### Required work
**1.** List every aspect of the datasets that the interim report below says it assesses.
**2.** Summarize the interim report below in two sentences.
**3.** In the interim report below, reproduce the stretch from "This interim report" through "about the datasets.".

### Document excerpt
-*-

This report contains preliminary analysis for the Capstone Project for the Data Science Specialization course sequence. The Capstone Project involves the development of a word prediction application based on provided datasets from blog posts, news posts, and twitter posts. The intent of the application is to predict potential upcoming words based on the words currently being typed by the user.
This interim report provides an assessment of various aspects of the datasets, including file size, number of documents in each dataset, number of words per dataset, average number of words per document, most common words using various weighting schemes, and most common n-grams. The intent of this analysis is to help guide the design of the word prediction application, understanding the need to balance memory footprint, processing load, and application responsiveness to user input.
The first step of the analysis is to read the data sets and capture basic information about the datasets.

-*-

### Data provided
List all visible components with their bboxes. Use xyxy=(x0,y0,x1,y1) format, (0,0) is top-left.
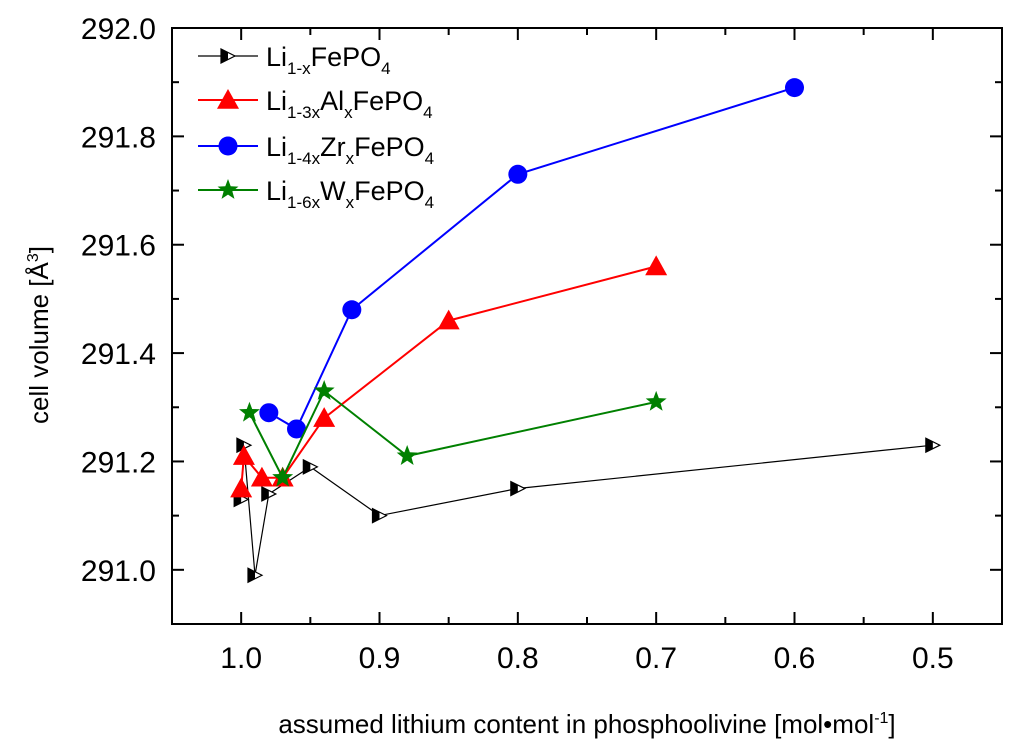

-*-

### The answers
**1.**
- File size
- Number of documents in each dataset
- Number of words per dataset
- Average number of words per document
- Most common words using various weighting schemes
- Most common n-grams

**2.** The report gives a preliminary analysis for a Data Science Specialization capstone project that builds a word prediction application from blog, news, and twitter datasets. It assesses properties of those datasets, such as size, word counts, and common words and n-grams, to guide an application design that balances memory footprint, processing load, and responsiveness.

**3.**
This interim report provides an assessment of various aspects of the datasets, including file size, number of documents in each dataset, number of words per dataset, average number of words per document, most common words using various weighting schemes, and most common n-grams. The intent of this analysis is to help guide the design of the word prediction application, understanding the need to balance memory footprint, processing load, and application responsiveness to user input.
The first step of the analysis is to read the data sets and capture basic information about the datasets.